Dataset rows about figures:
┏━━

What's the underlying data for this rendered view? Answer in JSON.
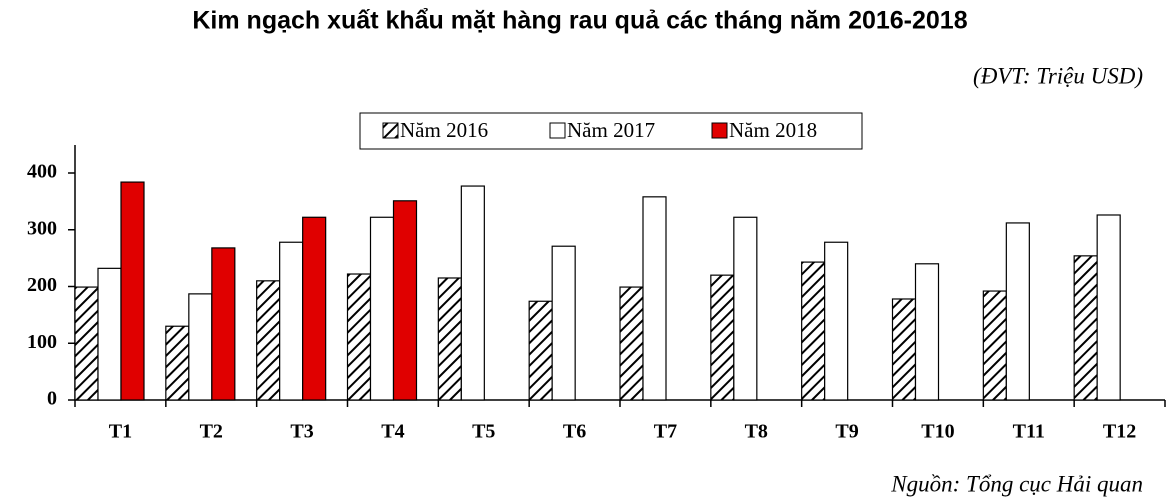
{
  "chart_data": {
    "type": "bar",
    "title": "Kim ngạch xuất khẩu mặt hàng rau quả các tháng năm 2016-2018",
    "subtitle": "(ĐVT: Triệu USD)",
    "source": "Nguồn: Tổng cục Hải quan",
    "categories": [
      "T1",
      "T2",
      "T3",
      "T4",
      "T5",
      "T6",
      "T7",
      "T8",
      "T9",
      "T10",
      "T11",
      "T12"
    ],
    "series": [
      {
        "name": "Năm 2016",
        "color": "#000000",
        "pattern": "diagonal-hatch",
        "values": [
          199,
          130,
          210,
          222,
          215,
          174,
          199,
          220,
          243,
          178,
          192,
          254
        ]
      },
      {
        "name": "Năm 2017",
        "color": "#ffffff",
        "pattern": "solid",
        "values": [
          232,
          187,
          278,
          322,
          377,
          271,
          358,
          322,
          278,
          240,
          312,
          326
        ]
      },
      {
        "name": "Năm 2018",
        "color": "#e00000",
        "pattern": "solid",
        "values": [
          384,
          268,
          322,
          351,
          null,
          null,
          null,
          null,
          null,
          null,
          null,
          null
        ]
      }
    ],
    "ylim": [
      0,
      400
    ],
    "yticks": [
      0,
      100,
      200,
      300,
      400
    ],
    "grid": false
  }
}
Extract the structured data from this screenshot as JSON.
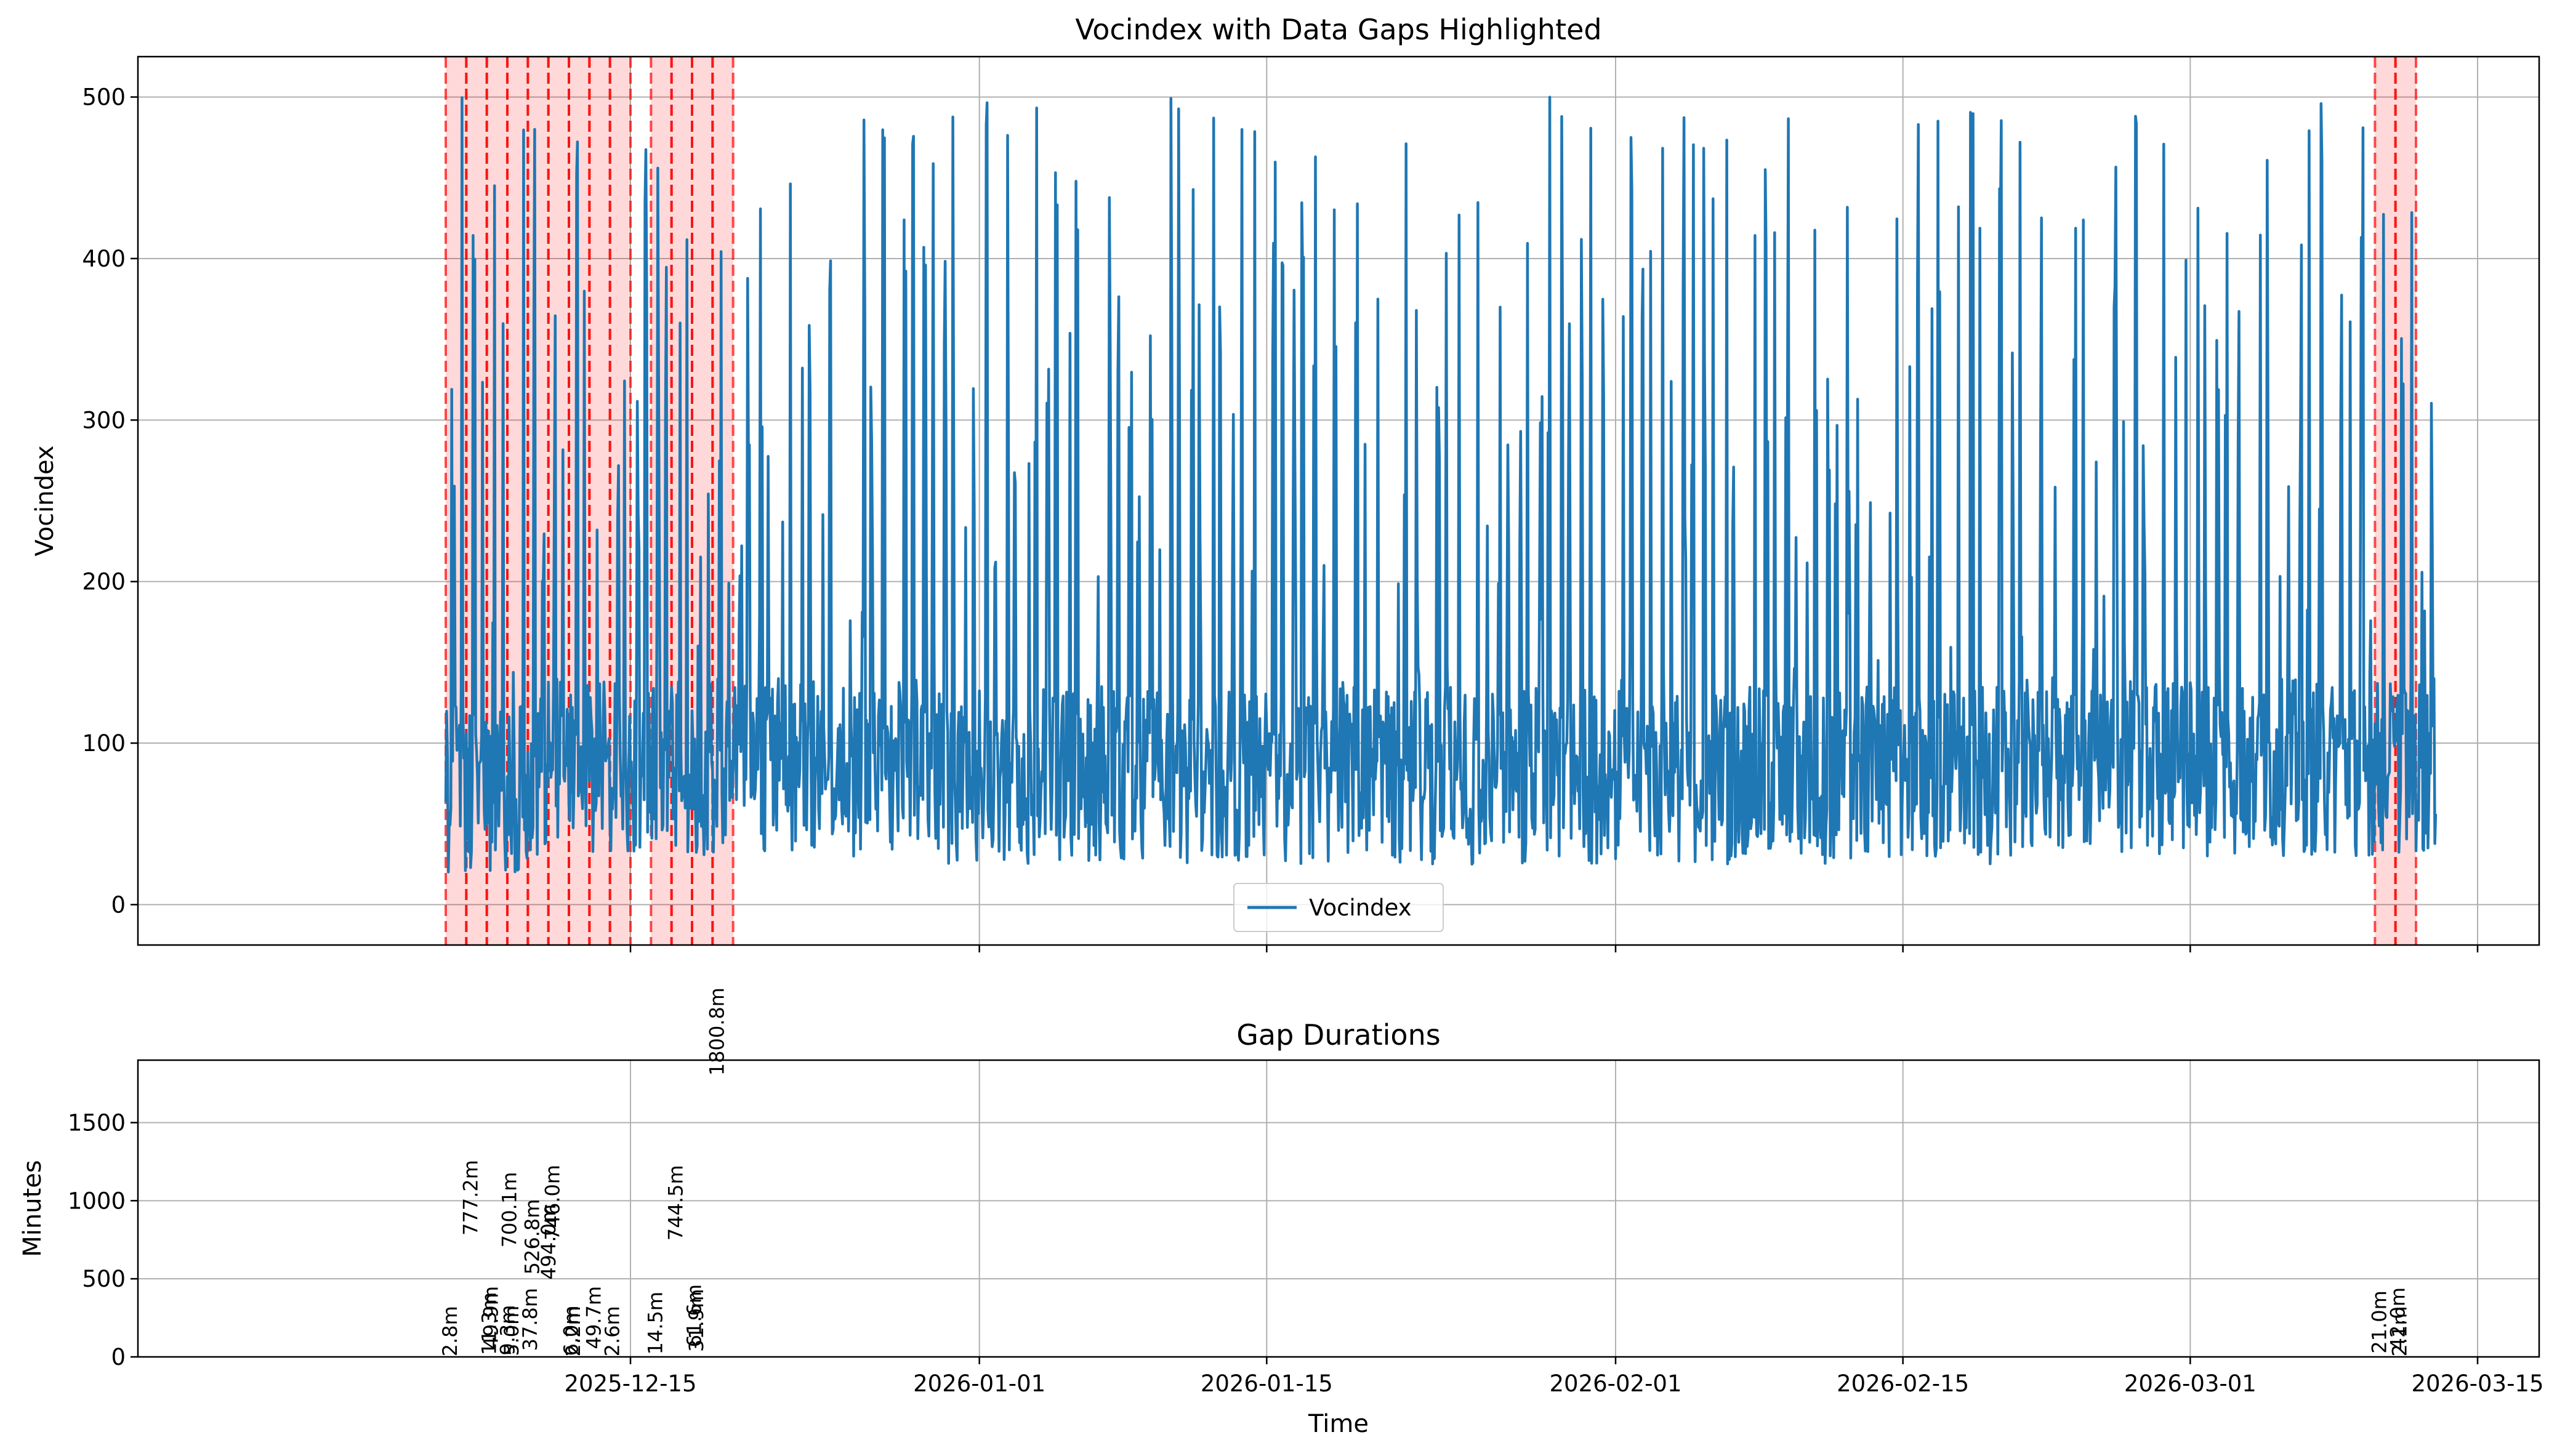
{
  "chart_data": [
    {
      "type": "line",
      "title": "Vocindex with Data Gaps Highlighted",
      "xlabel": "",
      "ylabel": "Vocindex",
      "ylim": [
        -25,
        525
      ],
      "yticks": [
        0,
        100,
        200,
        300,
        400,
        500
      ],
      "xlim": [
        "2025-11-21",
        "2026-03-18"
      ],
      "xticks": [
        "2025-12-15",
        "2026-01-01",
        "2026-01-15",
        "2026-02-01",
        "2026-02-15",
        "2026-03-01",
        "2026-03-15"
      ],
      "grid": true,
      "legend": {
        "position": "bottom-center",
        "entries": [
          "Vocindex"
        ]
      },
      "series": [
        {
          "name": "Vocindex",
          "color": "#1f77b4",
          "start": "2025-12-06",
          "end": "2026-03-13",
          "segments": [
            {
              "x": [
                "2025-12-06",
                "2025-12-10"
              ],
              "min": 0,
              "max": 500
            },
            {
              "x": [
                "2025-12-10",
                "2025-12-16"
              ],
              "min": 10,
              "max": 480
            },
            {
              "x": [
                "2025-12-16",
                "2025-12-29"
              ],
              "min": 10,
              "max": 500
            },
            {
              "x": [
                "2025-12-29",
                "2026-01-20"
              ],
              "min": 5,
              "max": 500
            },
            {
              "x": [
                "2026-01-20",
                "2026-02-20"
              ],
              "min": 5,
              "max": 500
            },
            {
              "x": [
                "2026-02-20",
                "2026-03-13"
              ],
              "min": 10,
              "max": 500
            }
          ]
        }
      ],
      "gap_spans": [
        [
          "2025-12-06",
          "2025-12-07"
        ],
        [
          "2025-12-07",
          "2025-12-08"
        ],
        [
          "2025-12-08",
          "2025-12-09"
        ],
        [
          "2025-12-09",
          "2025-12-10"
        ],
        [
          "2025-12-10",
          "2025-12-11"
        ],
        [
          "2025-12-11",
          "2025-12-12"
        ],
        [
          "2025-12-12",
          "2025-12-13"
        ],
        [
          "2025-12-13",
          "2025-12-14"
        ],
        [
          "2025-12-14",
          "2025-12-15"
        ],
        [
          "2025-12-16",
          "2025-12-17"
        ],
        [
          "2025-12-17",
          "2025-12-18"
        ],
        [
          "2025-12-18",
          "2025-12-19"
        ],
        [
          "2025-12-19",
          "2025-12-20"
        ],
        [
          "2026-03-10",
          "2026-03-11"
        ],
        [
          "2026-03-11",
          "2026-03-12"
        ]
      ],
      "gap_color": "#ff0000"
    },
    {
      "type": "bar",
      "title": "Gap Durations",
      "xlabel": "Time",
      "ylabel": "Minutes",
      "ylim": [
        0,
        1900
      ],
      "yticks": [
        0,
        500,
        1000,
        1500
      ],
      "xlim": [
        "2025-11-21",
        "2026-03-18"
      ],
      "xticks": [
        "2025-12-15",
        "2026-01-01",
        "2026-01-15",
        "2026-02-01",
        "2026-02-15",
        "2026-03-01",
        "2026-03-15"
      ],
      "grid": true,
      "gaps": [
        {
          "x": "2025-12-06",
          "minutes": 2.8,
          "label": "2.8m"
        },
        {
          "x": "2025-12-07",
          "minutes": 777.2,
          "label": "777.2m"
        },
        {
          "x": "2025-12-07",
          "minutes": 11.3,
          "label": "11.3m"
        },
        {
          "x": "2025-12-07",
          "minutes": 9.3,
          "label": "9.3m"
        },
        {
          "x": "2025-12-08",
          "minutes": 49.9,
          "label": "49.9m"
        },
        {
          "x": "2025-12-08",
          "minutes": 700.1,
          "label": "700.1m"
        },
        {
          "x": "2025-12-09",
          "minutes": 5.0,
          "label": "5.0m"
        },
        {
          "x": "2025-12-09",
          "minutes": 37.8,
          "label": "37.8m"
        },
        {
          "x": "2025-12-09",
          "minutes": 494.0,
          "label": "494.0m"
        },
        {
          "x": "2025-12-10",
          "minutes": 526.8,
          "label": "526.8m"
        },
        {
          "x": "2025-12-11",
          "minutes": 746.0,
          "label": "746.0m"
        },
        {
          "x": "2025-12-11",
          "minutes": 6.0,
          "label": "6.0m"
        },
        {
          "x": "2025-12-12",
          "minutes": 2.2,
          "label": "2.2m"
        },
        {
          "x": "2025-12-13",
          "minutes": 49.7,
          "label": "49.7m"
        },
        {
          "x": "2025-12-13",
          "minutes": 2.6,
          "label": "2.6m"
        },
        {
          "x": "2025-12-16",
          "minutes": 14.5,
          "label": "14.5m"
        },
        {
          "x": "2025-12-17",
          "minutes": 744.5,
          "label": "744.5m"
        },
        {
          "x": "2025-12-17",
          "minutes": 61.6,
          "label": "61.6m"
        },
        {
          "x": "2025-12-18",
          "minutes": 31.9,
          "label": "31.9m"
        },
        {
          "x": "2025-12-19",
          "minutes": 1800.8,
          "label": "1800.8m"
        },
        {
          "x": "2026-03-10",
          "minutes": 21.0,
          "label": "21.0m"
        },
        {
          "x": "2026-03-10",
          "minutes": 42.0,
          "label": "42.0m"
        },
        {
          "x": "2026-03-11",
          "minutes": 2.1,
          "label": "2.1m"
        }
      ]
    }
  ]
}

┗━━

**TASK**
From the material above, copy everything exactly but the pictures.

**EXERCISE ANSWER**
What's the underlying data for this rendered view? Answer in JSON.
{
  "chart_data": {
    "type": "bar",
    "title": "Kim ngạch xuất khẩu mặt hàng rau quả các tháng năm 2016-2018",
    "subtitle": "(ĐVT: Triệu USD)",
    "source": "Nguồn: Tổng cục Hải quan",
    "categories": [
      "T1",
      "T2",
      "T3",
      "T4",
      "T5",
      "T6",
      "T7",
      "T8",
      "T9",
      "T10",
      "T11",
      "T12"
    ],
    "series": [
      {
        "name": "Năm 2016",
        "color": "#000000",
        "pattern": "diagonal-hatch",
        "values": [
          199,
          130,
          210,
          222,
          215,
          174,
          199,
          220,
          243,
          178,
          192,
          254
        ]
      },
      {
        "name": "Năm 2017",
        "color": "#ffffff",
        "pattern": "solid",
        "values": [
          232,
          187,
          278,
          322,
          377,
          271,
          358,
          322,
          278,
          240,
          312,
          326
        ]
      },
      {
        "name": "Năm 2018",
        "color": "#e00000",
        "pattern": "solid",
        "values": [
          384,
          268,
          322,
          351,
          null,
          null,
          null,
          null,
          null,
          null,
          null,
          null
        ]
      }
    ],
    "ylim": [
      0,
      400
    ],
    "yticks": [
      0,
      100,
      200,
      300,
      400
    ],
    "grid": false
  }
}
Extract the structured data from this screenshot as JSON.
{
  "chart_data": [
    {
      "type": "line",
      "title": "Vocindex with Data Gaps Highlighted",
      "xlabel": "",
      "ylabel": "Vocindex",
      "ylim": [
        -25,
        525
      ],
      "yticks": [
        0,
        100,
        200,
        300,
        400,
        500
      ],
      "xlim": [
        "2025-11-21",
        "2026-03-18"
      ],
      "xticks": [
        "2025-12-15",
        "2026-01-01",
        "2026-01-15",
        "2026-02-01",
        "2026-02-15",
        "2026-03-01",
        "2026-03-15"
      ],
      "grid": true,
      "legend": {
        "position": "bottom-center",
        "entries": [
          "Vocindex"
        ]
      },
      "series": [
        {
          "name": "Vocindex",
          "color": "#1f77b4",
          "start": "2025-12-06",
          "end": "2026-03-13",
          "segments": [
            {
              "x": [
                "2025-12-06",
                "2025-12-10"
              ],
              "min": 0,
              "max": 500
            },
            {
              "x": [
                "2025-12-10",
                "2025-12-16"
              ],
              "min": 10,
              "max": 480
            },
            {
              "x": [
                "2025-12-16",
                "2025-12-29"
              ],
              "min": 10,
              "max": 500
            },
            {
              "x": [
                "2025-12-29",
                "2026-01-20"
              ],
              "min": 5,
              "max": 500
            },
            {
              "x": [
                "2026-01-20",
                "2026-02-20"
              ],
              "min": 5,
              "max": 500
            },
            {
              "x": [
                "2026-02-20",
                "2026-03-13"
              ],
              "min": 10,
              "max": 500
            }
          ]
        }
      ],
      "gap_spans": [
        [
          "2025-12-06",
          "2025-12-07"
        ],
        [
          "2025-12-07",
          "2025-12-08"
        ],
        [
          "2025-12-08",
          "2025-12-09"
        ],
        [
          "2025-12-09",
          "2025-12-10"
        ],
        [
          "2025-12-10",
          "2025-12-11"
        ],
        [
          "2025-12-11",
          "2025-12-12"
        ],
        [
          "2025-12-12",
          "2025-12-13"
        ],
        [
          "2025-12-13",
          "2025-12-14"
        ],
        [
          "2025-12-14",
          "2025-12-15"
        ],
        [
          "2025-12-16",
          "2025-12-17"
        ],
        [
          "2025-12-17",
          "2025-12-18"
        ],
        [
          "2025-12-18",
          "2025-12-19"
        ],
        [
          "2025-12-19",
          "2025-12-20"
        ],
        [
          "2026-03-10",
          "2026-03-11"
        ],
        [
          "2026-03-11",
          "2026-03-12"
        ]
      ],
      "gap_color": "#ff0000"
    },
    {
      "type": "bar",
      "title": "Gap Durations",
      "xlabel": "Time",
      "ylabel": "Minutes",
      "ylim": [
        0,
        1900
      ],
      "yticks": [
        0,
        500,
        1000,
        1500
      ],
      "xlim": [
        "2025-11-21",
        "2026-03-18"
      ],
      "xticks": [
        "2025-12-15",
        "2026-01-01",
        "2026-01-15",
        "2026-02-01",
        "2026-02-15",
        "2026-03-01",
        "2026-03-15"
      ],
      "grid": true,
      "gaps": [
        {
          "x": "2025-12-06",
          "minutes": 2.8,
          "label": "2.8m"
        },
        {
          "x": "2025-12-07",
          "minutes": 777.2,
          "label": "777.2m"
        },
        {
          "x": "2025-12-07",
          "minutes": 11.3,
          "label": "11.3m"
        },
        {
          "x": "2025-12-07",
          "minutes": 9.3,
          "label": "9.3m"
        },
        {
          "x": "2025-12-08",
          "minutes": 49.9,
          "label": "49.9m"
        },
        {
          "x": "2025-12-08",
          "minutes": 700.1,
          "label": "700.1m"
        },
        {
          "x": "2025-12-09",
          "minutes": 5.0,
          "label": "5.0m"
        },
        {
          "x": "2025-12-09",
          "minutes": 37.8,
          "label": "37.8m"
        },
        {
          "x": "2025-12-09",
          "minutes": 494.0,
          "label": "494.0m"
        },
        {
          "x": "2025-12-10",
          "minutes": 526.8,
          "label": "526.8m"
        },
        {
          "x": "2025-12-11",
          "minutes": 746.0,
          "label": "746.0m"
        },
        {
          "x": "2025-12-11",
          "minutes": 6.0,
          "label": "6.0m"
        },
        {
          "x": "2025-12-12",
          "minutes": 2.2,
          "label": "2.2m"
        },
        {
          "x": "2025-12-13",
          "minutes": 49.7,
          "label": "49.7m"
        },
        {
          "x": "2025-12-13",
          "minutes": 2.6,
          "label": "2.6m"
        },
        {
          "x": "2025-12-16",
          "minutes": 14.5,
          "label": "14.5m"
        },
        {
          "x": "2025-12-17",
          "minutes": 744.5,
          "label": "744.5m"
        },
        {
          "x": "2025-12-17",
          "minutes": 61.6,
          "label": "61.6m"
        },
        {
          "x": "2025-12-18",
          "minutes": 31.9,
          "label": "31.9m"
        },
        {
          "x": "2025-12-19",
          "minutes": 1800.8,
          "label": "1800.8m"
        },
        {
          "x": "2026-03-10",
          "minutes": 21.0,
          "label": "21.0m"
        },
        {
          "x": "2026-03-10",
          "minutes": 42.0,
          "label": "42.0m"
        },
        {
          "x": "2026-03-11",
          "minutes": 2.1,
          "label": "2.1m"
        }
      ]
    }
  ]
}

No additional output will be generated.